WHAT NEEDS TO BE DONE ▸ Every line holding "name" should be copied from the records below.

SUPPLIED ENTRIES ▸
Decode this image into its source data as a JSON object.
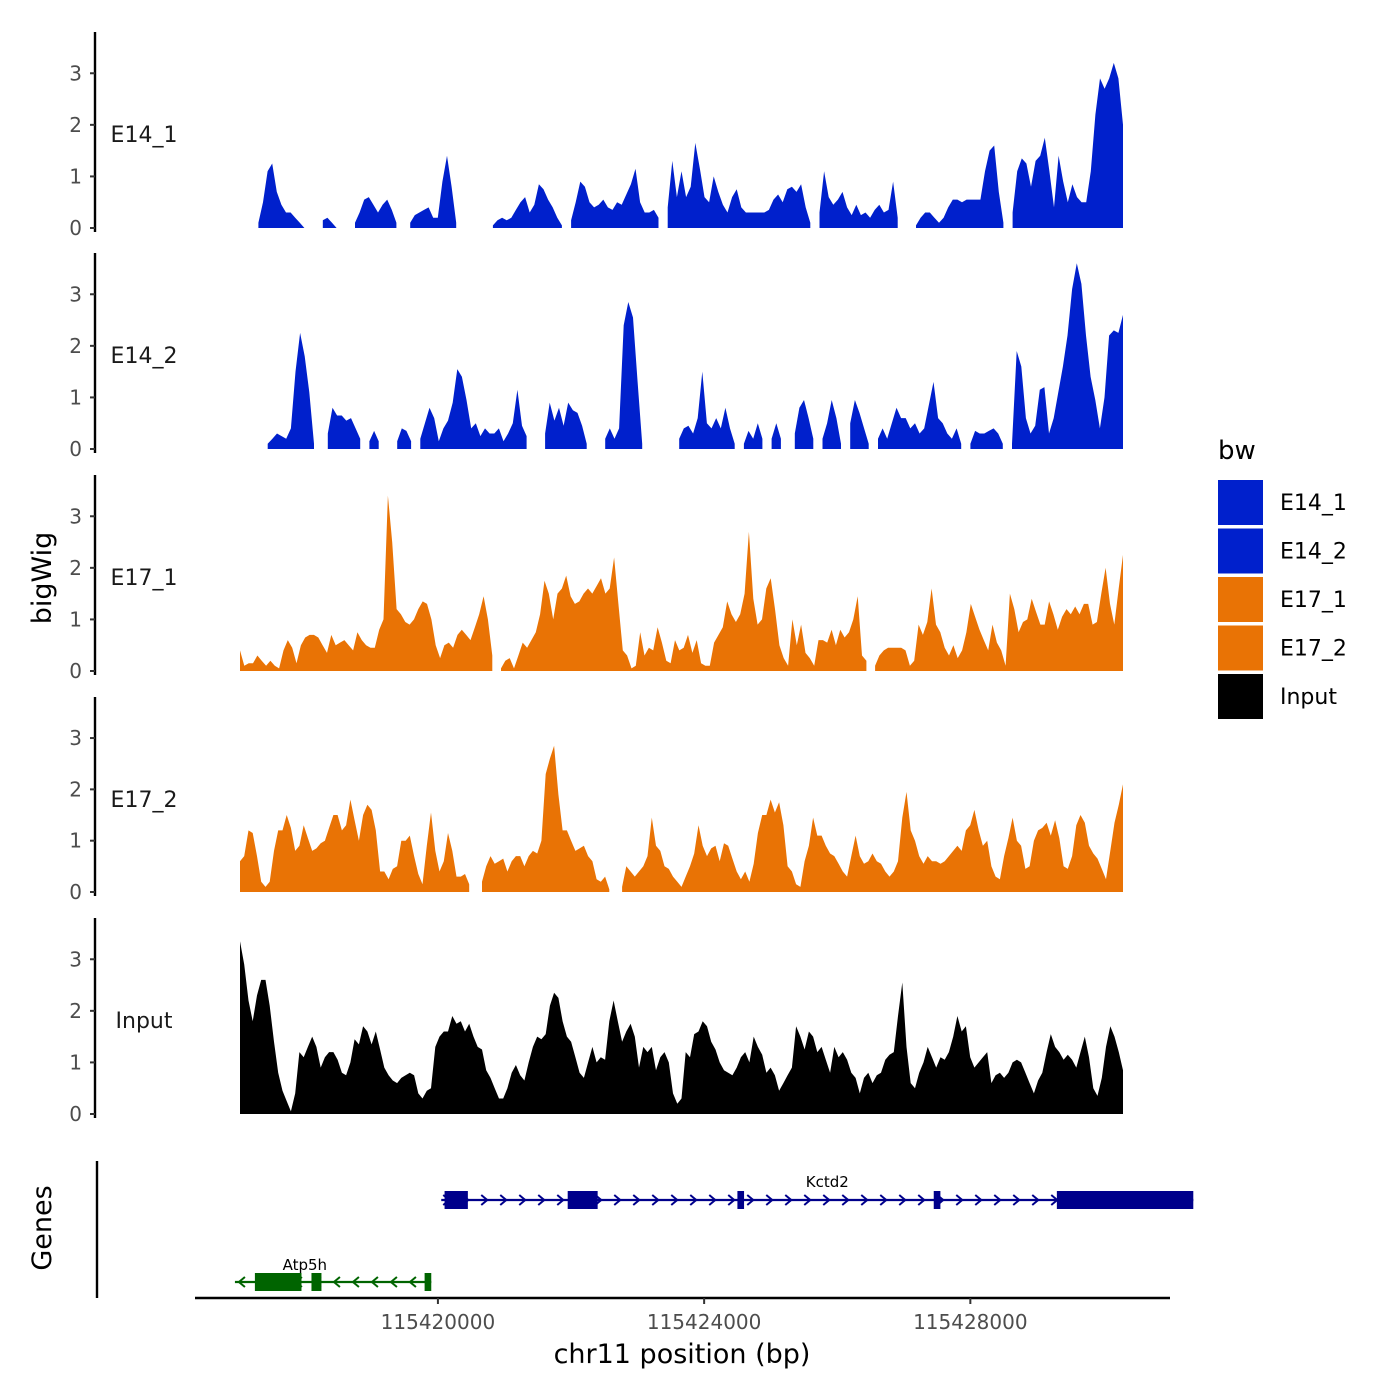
{
  "chart_data": {
    "type": "area",
    "x_axis": {
      "label": "chr11 position (bp)",
      "ticks": [
        115420000,
        115424000,
        115428000
      ],
      "tick_labels": [
        "115420000",
        "115424000",
        "115428000"
      ],
      "range": [
        115416350,
        115431000
      ],
      "data_range": [
        115417000,
        115430100
      ]
    },
    "y_axis": {
      "label": "bigWig",
      "range": [
        0,
        3.8
      ],
      "ticks": [
        0,
        1,
        2,
        3
      ],
      "tick_labels": [
        "0",
        "1",
        "2",
        "3"
      ]
    },
    "series": [
      {
        "name": "E14_1",
        "color": "#0020CC",
        "values": [
          null,
          null,
          null,
          null,
          0.1,
          0.5,
          1.1,
          1.25,
          0.7,
          0.45,
          0.3,
          0.3,
          0.2,
          0.1,
          0,
          null,
          null,
          null,
          0.15,
          0.2,
          0.1,
          0,
          null,
          null,
          null,
          0.1,
          0.3,
          0.55,
          0.6,
          0.45,
          0.3,
          0.45,
          0.55,
          0.35,
          0.1,
          null,
          null,
          0.1,
          0.25,
          0.3,
          0.35,
          0.4,
          0.2,
          0.2,
          0.9,
          1.4,
          0.8,
          0.1,
          null,
          null,
          null,
          null,
          null,
          null,
          null,
          0.05,
          0.15,
          0.2,
          0.15,
          0.2,
          0.35,
          0.5,
          0.6,
          0.3,
          0.45,
          0.85,
          0.75,
          0.55,
          0.4,
          0.2,
          0.05,
          null,
          0.15,
          0.5,
          0.9,
          0.8,
          0.5,
          0.4,
          0.45,
          0.55,
          0.4,
          0.35,
          0.5,
          0.45,
          0.65,
          0.85,
          1.15,
          0.5,
          0.3,
          0.3,
          0.35,
          0.2,
          null,
          0.4,
          1.3,
          0.6,
          1.1,
          0.6,
          0.8,
          1.65,
          1.15,
          0.6,
          0.5,
          1.0,
          0.7,
          0.45,
          0.3,
          0.6,
          0.75,
          0.4,
          0.3,
          0.3,
          0.3,
          0.3,
          0.3,
          0.35,
          0.55,
          0.65,
          0.5,
          0.75,
          0.8,
          0.7,
          0.85,
          0.4,
          0.1,
          null,
          0.3,
          1.1,
          0.6,
          0.45,
          0.55,
          0.7,
          0.4,
          0.25,
          0.45,
          0.25,
          0.3,
          0.2,
          0.35,
          0.45,
          0.3,
          0.35,
          0.9,
          0.2,
          null,
          null,
          null,
          0.05,
          0.2,
          0.3,
          0.3,
          0.2,
          0.1,
          0.2,
          0.4,
          0.55,
          0.55,
          0.5,
          0.55,
          0.55,
          0.55,
          0.55,
          1.1,
          1.5,
          1.6,
          0.7,
          0.1,
          null,
          0.3,
          1.1,
          1.35,
          1.25,
          0.8,
          1.3,
          1.4,
          1.75,
          1.1,
          0.4,
          1.4,
          0.9,
          0.5,
          0.85,
          0.6,
          0.5,
          0.5,
          1.1,
          2.2,
          2.9,
          2.7,
          2.9,
          3.2,
          2.9,
          2.0
        ]
      },
      {
        "name": "E14_2",
        "color": "#0020CC",
        "values": [
          null,
          null,
          null,
          null,
          null,
          null,
          0.1,
          0.2,
          0.3,
          0.25,
          0.2,
          0.4,
          1.5,
          2.25,
          1.8,
          1.1,
          0.1,
          null,
          null,
          0.3,
          0.8,
          0.65,
          0.65,
          0.55,
          0.6,
          0.4,
          0.2,
          null,
          0.15,
          0.35,
          0.15,
          null,
          null,
          null,
          0.15,
          0.4,
          0.35,
          0.15,
          null,
          0.2,
          0.5,
          0.8,
          0.6,
          0.15,
          0.4,
          0.55,
          0.9,
          1.55,
          1.4,
          0.95,
          0.4,
          0.5,
          0.25,
          0.4,
          0.3,
          0.3,
          0.4,
          0.15,
          0.3,
          0.5,
          1.15,
          0.45,
          0.25,
          null,
          null,
          null,
          0.3,
          0.9,
          0.55,
          0.8,
          0.45,
          0.9,
          0.75,
          0.7,
          0.45,
          0.1,
          null,
          null,
          null,
          0.2,
          0.4,
          0.2,
          0.4,
          2.4,
          2.85,
          2.55,
          1.3,
          0.1,
          null,
          null,
          null,
          null,
          null,
          null,
          null,
          0.2,
          0.4,
          0.45,
          0.3,
          0.6,
          1.5,
          0.5,
          0.4,
          0.6,
          0.4,
          0.8,
          0.4,
          0.1,
          null,
          0.1,
          0.35,
          0.2,
          0.5,
          0.2,
          null,
          0.2,
          0.5,
          0.2,
          null,
          null,
          0.3,
          0.8,
          0.95,
          0.6,
          0.2,
          null,
          0.2,
          0.5,
          0.95,
          0.6,
          0.1,
          null,
          0.5,
          0.95,
          0.7,
          0.4,
          0.1,
          null,
          0.2,
          0.4,
          0.2,
          0.5,
          0.8,
          0.6,
          0.6,
          0.4,
          0.5,
          0.3,
          0.4,
          0.85,
          1.3,
          0.6,
          0.5,
          0.3,
          0.2,
          0.4,
          0.1,
          null,
          0.1,
          0.35,
          0.3,
          0.3,
          0.35,
          0.4,
          0.3,
          0.1,
          null,
          0.1,
          1.9,
          1.6,
          0.6,
          0.3,
          0.45,
          1.15,
          1.2,
          0.3,
          0.6,
          1.1,
          1.6,
          2.2,
          3.1,
          3.6,
          3.2,
          2.2,
          1.4,
          0.95,
          0.4,
          1.0,
          2.2,
          2.3,
          2.25,
          2.6
        ]
      },
      {
        "name": "E17_1",
        "color": "#E97305",
        "values": [
          0.4,
          0.1,
          0.15,
          0.15,
          0.3,
          0.2,
          0.1,
          0.2,
          0.1,
          0.05,
          0.4,
          0.6,
          0.45,
          0.15,
          0.5,
          0.65,
          0.7,
          0.7,
          0.65,
          0.5,
          0.35,
          0.7,
          0.5,
          0.55,
          0.6,
          0.5,
          0.4,
          0.75,
          0.6,
          0.5,
          0.45,
          0.45,
          0.8,
          1.0,
          3.4,
          2.5,
          1.2,
          1.1,
          0.95,
          0.9,
          1.0,
          1.2,
          1.35,
          1.3,
          1.0,
          0.5,
          0.25,
          0.5,
          0.55,
          0.45,
          0.7,
          0.8,
          0.7,
          0.6,
          0.85,
          1.1,
          1.45,
          1.0,
          0.3,
          null,
          0.05,
          0.2,
          0.25,
          0.05,
          0.3,
          0.55,
          0.45,
          0.6,
          0.75,
          1.1,
          1.75,
          1.5,
          1.0,
          1.5,
          1.6,
          1.85,
          1.45,
          1.3,
          1.35,
          1.5,
          1.6,
          1.5,
          1.65,
          1.8,
          1.5,
          1.6,
          2.2,
          1.3,
          0.4,
          0.3,
          0.05,
          0.1,
          0.75,
          0.3,
          0.45,
          0.4,
          0.85,
          0.55,
          0.2,
          0.15,
          0.6,
          0.4,
          0.45,
          0.7,
          0.35,
          0.6,
          0.15,
          0.1,
          0.1,
          0.55,
          0.7,
          0.85,
          1.35,
          1.1,
          0.95,
          1.1,
          1.5,
          2.7,
          1.4,
          0.9,
          1.0,
          1.6,
          1.8,
          1.2,
          0.5,
          0.25,
          0.1,
          1.0,
          0.5,
          0.9,
          0.35,
          0.25,
          0.1,
          0.6,
          0.6,
          0.55,
          0.8,
          0.5,
          0.8,
          0.65,
          0.75,
          1.0,
          1.45,
          0.3,
          0.2,
          null,
          0.1,
          0.3,
          0.4,
          0.45,
          0.45,
          0.45,
          0.45,
          0.4,
          0.1,
          0.2,
          0.9,
          0.7,
          0.95,
          1.6,
          0.9,
          0.75,
          0.45,
          0.3,
          0.5,
          0.25,
          0.4,
          0.75,
          1.3,
          1.05,
          0.8,
          0.6,
          0.4,
          0.9,
          0.55,
          0.4,
          0.1,
          1.5,
          1.2,
          0.75,
          0.95,
          1.0,
          1.4,
          1.15,
          0.9,
          0.9,
          1.35,
          1.1,
          0.8,
          1.05,
          1.2,
          1.1,
          1.25,
          1.1,
          1.3,
          1.3,
          0.9,
          0.95,
          1.5,
          2.0,
          1.3,
          0.9,
          1.6,
          2.25
        ]
      },
      {
        "name": "E17_2",
        "color": "#E97305",
        "values": [
          0.6,
          0.7,
          1.2,
          1.15,
          0.7,
          0.2,
          0.1,
          0.2,
          0.8,
          1.2,
          1.2,
          1.5,
          1.25,
          0.8,
          0.9,
          1.3,
          1.05,
          0.8,
          0.85,
          0.95,
          1.0,
          1.25,
          1.5,
          1.5,
          1.2,
          1.3,
          1.8,
          1.4,
          1.0,
          1.5,
          1.7,
          1.6,
          1.2,
          0.4,
          0.4,
          0.25,
          0.45,
          0.5,
          1.0,
          1.0,
          1.1,
          0.7,
          0.35,
          0.15,
          0.9,
          1.55,
          0.8,
          0.4,
          0.6,
          1.15,
          0.8,
          0.3,
          0.3,
          0.35,
          0.15,
          null,
          null,
          0.2,
          0.5,
          0.7,
          0.55,
          0.6,
          0.65,
          0.4,
          0.6,
          0.7,
          0.7,
          0.5,
          0.7,
          0.8,
          0.75,
          1.0,
          2.3,
          2.6,
          2.85,
          1.9,
          1.2,
          1.2,
          1.0,
          0.8,
          0.85,
          0.9,
          0.7,
          0.6,
          0.25,
          0.2,
          0.3,
          0.05,
          null,
          null,
          0.1,
          0.5,
          0.4,
          0.3,
          0.4,
          0.5,
          0.7,
          1.45,
          0.9,
          0.8,
          0.5,
          0.45,
          0.3,
          0.2,
          0.1,
          0.3,
          0.5,
          0.75,
          1.3,
          0.9,
          0.7,
          0.85,
          0.9,
          0.6,
          0.95,
          0.9,
          0.65,
          0.4,
          0.25,
          0.4,
          0.2,
          0.55,
          1.15,
          1.5,
          1.5,
          1.8,
          1.55,
          1.75,
          1.3,
          0.5,
          0.4,
          0.15,
          0.1,
          0.6,
          0.9,
          1.45,
          1.1,
          1.1,
          0.9,
          0.75,
          0.7,
          0.55,
          0.4,
          0.3,
          0.7,
          1.1,
          0.7,
          0.55,
          0.6,
          0.75,
          0.6,
          0.55,
          0.4,
          0.3,
          0.4,
          0.6,
          1.45,
          1.95,
          1.2,
          1.0,
          0.7,
          0.55,
          0.7,
          0.6,
          0.6,
          0.55,
          0.6,
          0.7,
          0.8,
          0.9,
          0.8,
          1.2,
          1.3,
          1.6,
          1.2,
          0.9,
          1.0,
          0.5,
          0.3,
          0.25,
          0.7,
          1.05,
          1.45,
          1.0,
          0.9,
          0.45,
          0.5,
          1.0,
          1.2,
          1.25,
          1.35,
          1.1,
          1.4,
          1.05,
          0.5,
          0.45,
          0.7,
          1.3,
          1.5,
          1.35,
          0.9,
          0.75,
          0.65,
          0.45,
          0.25,
          0.8,
          1.35,
          1.7,
          2.1
        ]
      },
      {
        "name": "Input",
        "color": "#000000",
        "values": [
          3.35,
          2.9,
          2.2,
          1.8,
          2.3,
          2.6,
          2.6,
          2.1,
          1.4,
          0.8,
          0.45,
          0.25,
          0.05,
          0.4,
          1.2,
          1.1,
          1.3,
          1.5,
          1.3,
          0.9,
          1.1,
          1.2,
          1.2,
          1.05,
          0.8,
          0.75,
          1.0,
          1.45,
          1.35,
          1.7,
          1.6,
          1.35,
          1.6,
          1.25,
          0.9,
          0.75,
          0.65,
          0.6,
          0.7,
          0.75,
          0.8,
          0.75,
          0.4,
          0.3,
          0.45,
          0.5,
          1.3,
          1.5,
          1.6,
          1.6,
          1.9,
          1.75,
          1.8,
          1.6,
          1.75,
          1.5,
          1.3,
          1.25,
          0.85,
          0.7,
          0.5,
          0.3,
          0.3,
          0.5,
          0.8,
          0.95,
          0.75,
          0.65,
          1.0,
          1.3,
          1.5,
          1.45,
          1.55,
          2.1,
          2.35,
          2.25,
          1.8,
          1.5,
          1.4,
          1.1,
          0.8,
          0.7,
          1.0,
          1.3,
          1.0,
          1.1,
          1.05,
          1.8,
          2.2,
          1.8,
          1.4,
          1.6,
          1.75,
          1.5,
          0.9,
          1.3,
          1.2,
          1.3,
          0.85,
          1.1,
          1.2,
          1.0,
          0.4,
          0.2,
          0.3,
          1.2,
          1.1,
          1.55,
          1.6,
          1.8,
          1.7,
          1.4,
          1.25,
          1.0,
          0.85,
          0.8,
          0.75,
          0.9,
          1.1,
          1.2,
          1.0,
          1.5,
          1.3,
          1.15,
          0.8,
          0.9,
          0.75,
          0.45,
          0.6,
          0.75,
          0.9,
          1.7,
          1.5,
          1.25,
          1.6,
          1.5,
          1.2,
          1.3,
          1.05,
          0.8,
          1.3,
          1.1,
          1.2,
          1.05,
          0.8,
          0.7,
          0.4,
          0.7,
          0.8,
          0.6,
          0.75,
          0.8,
          1.05,
          1.15,
          1.2,
          1.9,
          2.55,
          1.3,
          0.6,
          0.5,
          0.8,
          1.0,
          1.3,
          1.1,
          0.9,
          1.1,
          1.05,
          1.2,
          1.5,
          1.9,
          1.6,
          1.7,
          1.1,
          0.9,
          1.0,
          1.1,
          1.2,
          0.6,
          0.75,
          0.8,
          0.7,
          0.8,
          1.0,
          1.05,
          1.0,
          0.8,
          0.6,
          0.4,
          0.65,
          0.8,
          1.2,
          1.55,
          1.3,
          1.2,
          1.05,
          1.15,
          1.05,
          0.9,
          1.2,
          1.5,
          1.1,
          0.5,
          0.35,
          0.7,
          1.3,
          1.7,
          1.5,
          1.2,
          0.85
        ]
      }
    ],
    "legend": {
      "title": "bw",
      "position": "right",
      "entries": [
        {
          "label": "E14_1",
          "color": "#0020CC"
        },
        {
          "label": "E14_2",
          "color": "#0020CC"
        },
        {
          "label": "E17_1",
          "color": "#E97305"
        },
        {
          "label": "E17_2",
          "color": "#E97305"
        },
        {
          "label": "Input",
          "color": "#000000"
        }
      ]
    },
    "gene_track": {
      "label": "Genes",
      "genes": [
        {
          "name": "Kctd2",
          "color": "#00008B",
          "strand": "+",
          "start": 115420050,
          "end": 115431350,
          "exons": [
            [
              115420100,
              115420450
            ],
            [
              115421950,
              115422400
            ],
            [
              115424500,
              115424600
            ],
            [
              115427450,
              115427550
            ],
            [
              115429300,
              115431350
            ]
          ]
        },
        {
          "name": "Atp5h",
          "color": "#006400",
          "strand": "-",
          "start": 115416950,
          "end": 115419900,
          "exons": [
            [
              115417250,
              115417950
            ],
            [
              115418100,
              115418250
            ],
            [
              115419800,
              115419900
            ]
          ]
        }
      ]
    }
  }
}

SOLUTION TO THE PROBLEM ▸
        "name": "E14_1",
        "name": "E14_2",
        "name": "E17_1",
        "name": "E17_2",
        "name": "Input",
          "name": "Kctd2",
          "name": "Atp5h",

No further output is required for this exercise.